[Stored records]
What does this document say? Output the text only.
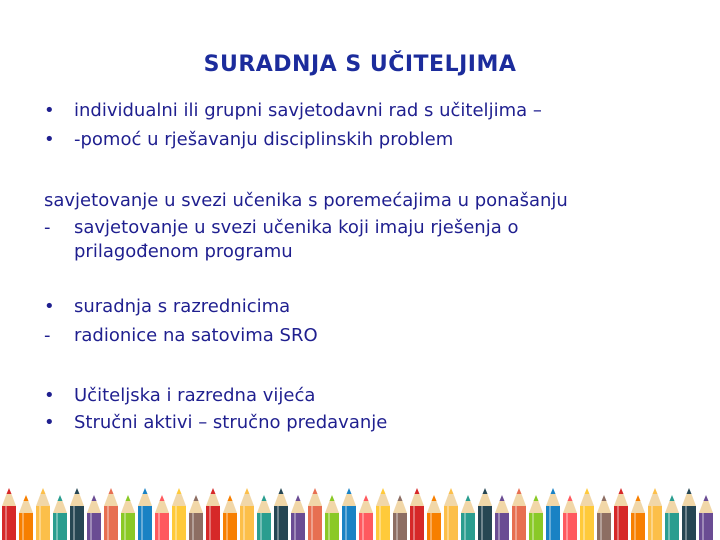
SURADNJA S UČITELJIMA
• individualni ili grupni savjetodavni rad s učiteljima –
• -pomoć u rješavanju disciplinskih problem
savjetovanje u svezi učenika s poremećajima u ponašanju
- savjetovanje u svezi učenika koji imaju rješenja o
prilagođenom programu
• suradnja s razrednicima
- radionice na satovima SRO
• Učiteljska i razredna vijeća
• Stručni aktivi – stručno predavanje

* * *

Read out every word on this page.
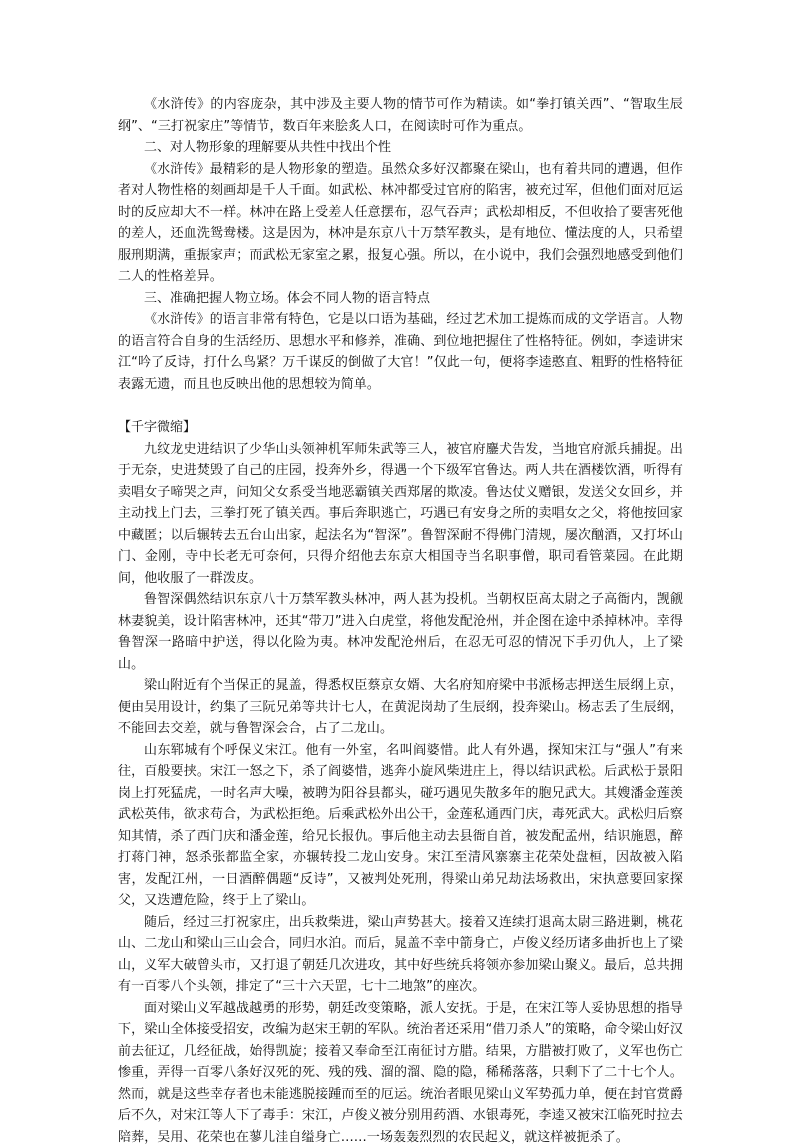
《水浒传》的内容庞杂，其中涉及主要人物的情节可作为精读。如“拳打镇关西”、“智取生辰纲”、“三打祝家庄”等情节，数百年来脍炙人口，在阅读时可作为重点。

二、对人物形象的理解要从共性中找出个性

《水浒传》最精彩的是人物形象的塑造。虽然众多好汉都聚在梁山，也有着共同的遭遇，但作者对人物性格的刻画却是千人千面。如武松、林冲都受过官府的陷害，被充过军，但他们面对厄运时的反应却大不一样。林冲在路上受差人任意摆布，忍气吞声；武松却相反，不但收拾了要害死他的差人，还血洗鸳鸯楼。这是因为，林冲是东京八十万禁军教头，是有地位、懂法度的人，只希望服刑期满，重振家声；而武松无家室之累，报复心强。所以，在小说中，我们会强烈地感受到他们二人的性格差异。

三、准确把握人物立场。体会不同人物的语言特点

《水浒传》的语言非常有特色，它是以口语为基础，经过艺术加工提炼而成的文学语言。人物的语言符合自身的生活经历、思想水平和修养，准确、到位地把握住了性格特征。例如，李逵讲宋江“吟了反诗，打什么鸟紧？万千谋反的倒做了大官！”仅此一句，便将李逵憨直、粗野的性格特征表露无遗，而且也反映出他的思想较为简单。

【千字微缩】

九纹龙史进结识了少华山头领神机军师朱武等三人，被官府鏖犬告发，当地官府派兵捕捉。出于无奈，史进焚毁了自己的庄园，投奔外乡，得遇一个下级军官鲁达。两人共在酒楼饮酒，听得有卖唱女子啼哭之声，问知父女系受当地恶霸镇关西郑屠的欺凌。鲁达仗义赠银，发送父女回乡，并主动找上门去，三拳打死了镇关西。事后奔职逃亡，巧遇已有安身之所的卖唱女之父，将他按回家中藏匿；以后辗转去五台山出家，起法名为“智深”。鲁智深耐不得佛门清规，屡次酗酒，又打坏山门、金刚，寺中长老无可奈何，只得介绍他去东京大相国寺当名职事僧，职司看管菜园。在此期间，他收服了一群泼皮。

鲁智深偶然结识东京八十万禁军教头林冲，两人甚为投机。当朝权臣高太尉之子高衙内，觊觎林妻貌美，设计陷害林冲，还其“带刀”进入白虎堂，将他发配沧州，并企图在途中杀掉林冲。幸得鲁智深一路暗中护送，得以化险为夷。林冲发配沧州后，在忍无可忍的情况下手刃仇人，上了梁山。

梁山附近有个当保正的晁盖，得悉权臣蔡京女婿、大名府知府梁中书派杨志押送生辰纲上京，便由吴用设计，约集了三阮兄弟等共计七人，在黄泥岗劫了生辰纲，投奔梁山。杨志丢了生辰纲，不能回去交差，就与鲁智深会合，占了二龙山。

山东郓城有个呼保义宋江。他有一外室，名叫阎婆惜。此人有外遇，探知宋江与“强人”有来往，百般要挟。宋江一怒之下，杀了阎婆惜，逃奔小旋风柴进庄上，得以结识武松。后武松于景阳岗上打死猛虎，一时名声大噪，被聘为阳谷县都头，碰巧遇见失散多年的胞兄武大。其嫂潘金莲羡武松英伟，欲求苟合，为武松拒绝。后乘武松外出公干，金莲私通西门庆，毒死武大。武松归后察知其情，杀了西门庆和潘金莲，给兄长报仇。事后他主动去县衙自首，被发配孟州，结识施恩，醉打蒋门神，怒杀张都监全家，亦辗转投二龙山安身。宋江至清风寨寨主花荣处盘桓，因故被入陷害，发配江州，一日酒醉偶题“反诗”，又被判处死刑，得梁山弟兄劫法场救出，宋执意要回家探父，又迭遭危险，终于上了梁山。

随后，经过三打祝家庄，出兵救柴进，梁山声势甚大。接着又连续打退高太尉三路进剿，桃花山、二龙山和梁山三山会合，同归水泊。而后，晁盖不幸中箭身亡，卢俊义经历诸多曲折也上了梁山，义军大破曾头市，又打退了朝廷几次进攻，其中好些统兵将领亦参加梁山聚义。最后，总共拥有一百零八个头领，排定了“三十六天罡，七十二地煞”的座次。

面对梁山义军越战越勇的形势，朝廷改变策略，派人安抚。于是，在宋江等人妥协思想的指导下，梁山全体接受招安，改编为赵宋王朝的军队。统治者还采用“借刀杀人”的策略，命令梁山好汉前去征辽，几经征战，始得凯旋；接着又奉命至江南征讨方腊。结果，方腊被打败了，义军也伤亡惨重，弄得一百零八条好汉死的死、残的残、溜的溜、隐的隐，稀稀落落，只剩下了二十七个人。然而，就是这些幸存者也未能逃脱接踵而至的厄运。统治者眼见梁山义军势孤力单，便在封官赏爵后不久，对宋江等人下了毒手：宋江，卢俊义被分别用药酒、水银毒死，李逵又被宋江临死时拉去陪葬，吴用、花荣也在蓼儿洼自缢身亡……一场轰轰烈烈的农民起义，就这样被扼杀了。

==

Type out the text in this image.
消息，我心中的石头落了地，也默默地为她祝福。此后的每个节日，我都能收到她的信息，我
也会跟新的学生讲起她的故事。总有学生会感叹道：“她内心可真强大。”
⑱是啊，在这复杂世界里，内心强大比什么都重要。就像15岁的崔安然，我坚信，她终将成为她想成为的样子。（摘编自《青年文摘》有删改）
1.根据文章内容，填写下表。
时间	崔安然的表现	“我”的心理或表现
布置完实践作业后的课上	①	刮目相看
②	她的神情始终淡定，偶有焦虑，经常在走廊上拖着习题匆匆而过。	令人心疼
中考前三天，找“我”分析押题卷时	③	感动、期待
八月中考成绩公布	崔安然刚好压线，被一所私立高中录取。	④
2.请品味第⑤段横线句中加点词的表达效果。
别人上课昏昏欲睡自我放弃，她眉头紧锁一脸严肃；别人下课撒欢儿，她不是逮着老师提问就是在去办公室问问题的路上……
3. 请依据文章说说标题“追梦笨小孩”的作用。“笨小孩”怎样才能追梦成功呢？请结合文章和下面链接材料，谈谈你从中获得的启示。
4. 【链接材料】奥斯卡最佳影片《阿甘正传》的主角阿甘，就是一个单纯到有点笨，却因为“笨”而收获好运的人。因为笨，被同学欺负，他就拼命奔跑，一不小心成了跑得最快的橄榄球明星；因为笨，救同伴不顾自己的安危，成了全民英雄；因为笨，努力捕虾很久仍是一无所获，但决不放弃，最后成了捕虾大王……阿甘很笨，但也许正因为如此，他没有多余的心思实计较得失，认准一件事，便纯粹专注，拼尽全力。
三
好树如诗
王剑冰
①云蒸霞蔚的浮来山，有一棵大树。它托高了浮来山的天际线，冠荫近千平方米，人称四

• [To do]: Work through the records above line by line and count those that hold the string "text". Give only the result.

• [Task response]: 2